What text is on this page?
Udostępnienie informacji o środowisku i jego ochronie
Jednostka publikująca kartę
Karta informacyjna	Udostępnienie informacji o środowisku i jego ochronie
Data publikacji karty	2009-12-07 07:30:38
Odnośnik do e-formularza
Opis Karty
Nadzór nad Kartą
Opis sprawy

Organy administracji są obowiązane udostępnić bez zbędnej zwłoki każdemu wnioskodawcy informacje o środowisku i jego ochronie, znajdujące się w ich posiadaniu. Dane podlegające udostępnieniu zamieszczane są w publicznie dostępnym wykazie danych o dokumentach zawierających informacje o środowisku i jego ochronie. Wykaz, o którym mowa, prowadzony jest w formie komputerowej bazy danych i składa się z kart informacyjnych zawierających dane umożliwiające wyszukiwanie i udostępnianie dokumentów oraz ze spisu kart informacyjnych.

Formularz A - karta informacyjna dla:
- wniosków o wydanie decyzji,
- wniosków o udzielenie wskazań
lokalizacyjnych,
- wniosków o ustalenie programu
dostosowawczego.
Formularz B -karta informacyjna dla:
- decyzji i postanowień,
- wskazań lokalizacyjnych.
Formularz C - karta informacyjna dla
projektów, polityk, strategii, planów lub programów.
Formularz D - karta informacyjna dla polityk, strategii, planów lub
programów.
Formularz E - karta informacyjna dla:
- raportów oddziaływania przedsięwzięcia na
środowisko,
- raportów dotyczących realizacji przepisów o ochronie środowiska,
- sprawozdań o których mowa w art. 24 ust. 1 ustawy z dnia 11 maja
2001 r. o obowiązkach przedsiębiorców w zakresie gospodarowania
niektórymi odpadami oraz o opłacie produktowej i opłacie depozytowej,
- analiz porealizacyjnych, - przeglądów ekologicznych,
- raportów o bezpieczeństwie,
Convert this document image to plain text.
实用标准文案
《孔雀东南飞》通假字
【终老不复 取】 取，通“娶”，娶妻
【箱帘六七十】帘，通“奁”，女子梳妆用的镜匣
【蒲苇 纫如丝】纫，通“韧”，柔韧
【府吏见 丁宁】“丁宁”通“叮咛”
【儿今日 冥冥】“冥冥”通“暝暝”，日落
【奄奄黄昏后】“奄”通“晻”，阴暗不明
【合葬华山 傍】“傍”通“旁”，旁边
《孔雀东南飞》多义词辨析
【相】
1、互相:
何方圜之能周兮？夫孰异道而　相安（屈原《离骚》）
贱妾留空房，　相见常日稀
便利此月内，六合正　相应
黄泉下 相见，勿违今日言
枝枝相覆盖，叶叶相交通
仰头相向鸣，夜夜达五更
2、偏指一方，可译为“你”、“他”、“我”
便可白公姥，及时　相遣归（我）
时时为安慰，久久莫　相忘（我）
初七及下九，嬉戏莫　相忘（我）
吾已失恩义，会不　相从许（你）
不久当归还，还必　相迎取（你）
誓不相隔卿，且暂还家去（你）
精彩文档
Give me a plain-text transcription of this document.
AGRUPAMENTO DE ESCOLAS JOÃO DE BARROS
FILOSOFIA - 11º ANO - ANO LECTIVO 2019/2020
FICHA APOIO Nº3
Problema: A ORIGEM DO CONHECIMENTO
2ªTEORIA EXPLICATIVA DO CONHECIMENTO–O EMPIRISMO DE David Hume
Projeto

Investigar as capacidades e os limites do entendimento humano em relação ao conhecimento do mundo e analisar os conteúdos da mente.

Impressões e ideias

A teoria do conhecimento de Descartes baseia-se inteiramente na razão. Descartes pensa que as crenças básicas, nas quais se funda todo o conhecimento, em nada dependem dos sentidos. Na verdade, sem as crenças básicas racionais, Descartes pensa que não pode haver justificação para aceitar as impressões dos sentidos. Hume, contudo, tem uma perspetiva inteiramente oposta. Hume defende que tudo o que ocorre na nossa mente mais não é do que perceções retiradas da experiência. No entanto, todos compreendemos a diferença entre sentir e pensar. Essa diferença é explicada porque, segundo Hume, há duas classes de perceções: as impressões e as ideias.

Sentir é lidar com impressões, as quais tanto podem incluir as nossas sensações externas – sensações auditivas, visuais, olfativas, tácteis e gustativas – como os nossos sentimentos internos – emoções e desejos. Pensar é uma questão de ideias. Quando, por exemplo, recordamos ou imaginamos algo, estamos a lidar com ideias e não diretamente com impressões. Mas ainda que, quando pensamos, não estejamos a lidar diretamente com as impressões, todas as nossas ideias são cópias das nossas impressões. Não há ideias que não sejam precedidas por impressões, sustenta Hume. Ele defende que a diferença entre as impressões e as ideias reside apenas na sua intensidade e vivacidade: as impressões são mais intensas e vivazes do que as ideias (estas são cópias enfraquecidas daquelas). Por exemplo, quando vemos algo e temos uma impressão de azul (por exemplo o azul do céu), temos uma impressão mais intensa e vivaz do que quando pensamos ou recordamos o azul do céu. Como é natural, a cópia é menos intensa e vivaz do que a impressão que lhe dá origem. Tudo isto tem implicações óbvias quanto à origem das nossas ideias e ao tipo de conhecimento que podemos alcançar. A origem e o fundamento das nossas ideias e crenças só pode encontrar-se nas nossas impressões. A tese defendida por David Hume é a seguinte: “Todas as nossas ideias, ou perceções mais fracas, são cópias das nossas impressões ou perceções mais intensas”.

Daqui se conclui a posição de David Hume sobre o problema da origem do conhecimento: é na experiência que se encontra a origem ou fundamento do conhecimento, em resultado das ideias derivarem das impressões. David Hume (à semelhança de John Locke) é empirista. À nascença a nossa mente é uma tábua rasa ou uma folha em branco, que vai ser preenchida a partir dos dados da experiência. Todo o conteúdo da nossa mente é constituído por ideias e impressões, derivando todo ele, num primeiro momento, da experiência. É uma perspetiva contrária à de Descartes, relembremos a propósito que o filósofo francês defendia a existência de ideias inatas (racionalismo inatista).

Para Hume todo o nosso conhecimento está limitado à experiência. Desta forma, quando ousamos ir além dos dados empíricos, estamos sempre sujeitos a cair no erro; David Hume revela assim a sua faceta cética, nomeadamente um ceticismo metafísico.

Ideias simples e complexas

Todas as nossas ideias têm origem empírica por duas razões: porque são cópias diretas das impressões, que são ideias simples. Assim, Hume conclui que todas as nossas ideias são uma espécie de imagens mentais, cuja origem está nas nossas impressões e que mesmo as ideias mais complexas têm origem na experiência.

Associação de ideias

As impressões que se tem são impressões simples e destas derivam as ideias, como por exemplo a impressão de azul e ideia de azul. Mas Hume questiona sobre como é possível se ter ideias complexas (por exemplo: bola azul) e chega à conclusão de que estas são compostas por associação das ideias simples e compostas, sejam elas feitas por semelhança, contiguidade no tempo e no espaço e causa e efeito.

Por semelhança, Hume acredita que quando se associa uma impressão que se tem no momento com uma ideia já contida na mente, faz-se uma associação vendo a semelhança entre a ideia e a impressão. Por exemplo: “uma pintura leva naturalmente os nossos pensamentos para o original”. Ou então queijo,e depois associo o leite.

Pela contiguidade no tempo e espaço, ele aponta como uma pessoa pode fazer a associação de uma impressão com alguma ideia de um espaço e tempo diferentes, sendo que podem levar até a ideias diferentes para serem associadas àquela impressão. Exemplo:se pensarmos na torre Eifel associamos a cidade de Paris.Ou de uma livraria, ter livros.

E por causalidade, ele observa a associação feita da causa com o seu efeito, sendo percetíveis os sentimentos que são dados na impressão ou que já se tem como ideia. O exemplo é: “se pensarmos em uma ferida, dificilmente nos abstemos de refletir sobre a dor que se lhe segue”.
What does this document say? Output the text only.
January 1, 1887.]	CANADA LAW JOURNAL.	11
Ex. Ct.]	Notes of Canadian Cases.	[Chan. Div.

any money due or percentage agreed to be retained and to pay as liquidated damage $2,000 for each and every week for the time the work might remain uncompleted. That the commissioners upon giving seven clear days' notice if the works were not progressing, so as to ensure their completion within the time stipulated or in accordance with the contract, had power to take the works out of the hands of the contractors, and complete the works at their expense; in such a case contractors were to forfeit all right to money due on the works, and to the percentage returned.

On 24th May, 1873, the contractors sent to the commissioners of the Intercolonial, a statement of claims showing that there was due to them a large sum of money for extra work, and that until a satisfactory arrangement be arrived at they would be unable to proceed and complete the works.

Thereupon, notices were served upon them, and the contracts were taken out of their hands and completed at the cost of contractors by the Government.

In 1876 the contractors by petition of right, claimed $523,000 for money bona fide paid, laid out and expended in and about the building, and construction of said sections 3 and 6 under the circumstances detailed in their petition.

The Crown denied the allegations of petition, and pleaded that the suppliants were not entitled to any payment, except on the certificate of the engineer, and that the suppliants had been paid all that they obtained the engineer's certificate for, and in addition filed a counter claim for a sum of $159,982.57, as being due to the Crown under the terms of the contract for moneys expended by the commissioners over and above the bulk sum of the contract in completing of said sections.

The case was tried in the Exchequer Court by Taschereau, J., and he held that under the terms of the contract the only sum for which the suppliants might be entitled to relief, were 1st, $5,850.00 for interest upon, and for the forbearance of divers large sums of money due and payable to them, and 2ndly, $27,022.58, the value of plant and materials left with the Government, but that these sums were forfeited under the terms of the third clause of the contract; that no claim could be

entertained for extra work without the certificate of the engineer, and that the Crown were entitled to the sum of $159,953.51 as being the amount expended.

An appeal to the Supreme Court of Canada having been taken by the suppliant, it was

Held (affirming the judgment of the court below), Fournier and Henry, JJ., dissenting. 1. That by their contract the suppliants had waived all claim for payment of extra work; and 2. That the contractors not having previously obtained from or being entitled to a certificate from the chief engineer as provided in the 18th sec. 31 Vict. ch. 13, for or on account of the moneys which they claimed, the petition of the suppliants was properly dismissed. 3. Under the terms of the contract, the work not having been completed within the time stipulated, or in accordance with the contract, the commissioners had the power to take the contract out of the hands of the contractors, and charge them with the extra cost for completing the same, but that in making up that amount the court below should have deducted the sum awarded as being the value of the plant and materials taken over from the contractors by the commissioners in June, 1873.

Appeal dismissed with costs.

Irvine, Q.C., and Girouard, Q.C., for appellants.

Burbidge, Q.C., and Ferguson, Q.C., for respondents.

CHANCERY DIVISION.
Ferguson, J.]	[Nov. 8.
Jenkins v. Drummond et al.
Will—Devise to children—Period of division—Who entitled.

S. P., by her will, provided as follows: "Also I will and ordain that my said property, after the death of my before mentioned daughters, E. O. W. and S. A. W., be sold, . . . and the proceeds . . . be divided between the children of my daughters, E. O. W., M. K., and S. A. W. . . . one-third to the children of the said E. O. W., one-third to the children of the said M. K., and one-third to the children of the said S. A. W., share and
....
DIRECTION
Copy every line that contains the string "espaço".

RESPONSE FOR THIS EXERCISE
As impressões que se tem são impressões simples e destas derivam as ideias, como por exemplo a impressão de azul e ideia de azul. Mas Hume questiona sobre como é possível se ter ideias complexas (por exemplo: bola azul) e chega à conclusão de que estas são compostas por associação das ideias simples e compostas, sejam elas feitas por semelhança, contiguidade no tempo e no espaço e causa e efeito.
Pela contiguidade no tempo e espaço, ele aponta como uma pessoa pode fazer a associação de uma impressão com alguma ideia de um espaço e tempo diferentes, sendo que podem levar até a ideias diferentes para serem associadas àquela impressão. Exemplo:se pensarmos na torre Eifel associamos a cidade de Paris.Ou de uma livraria, ter livros.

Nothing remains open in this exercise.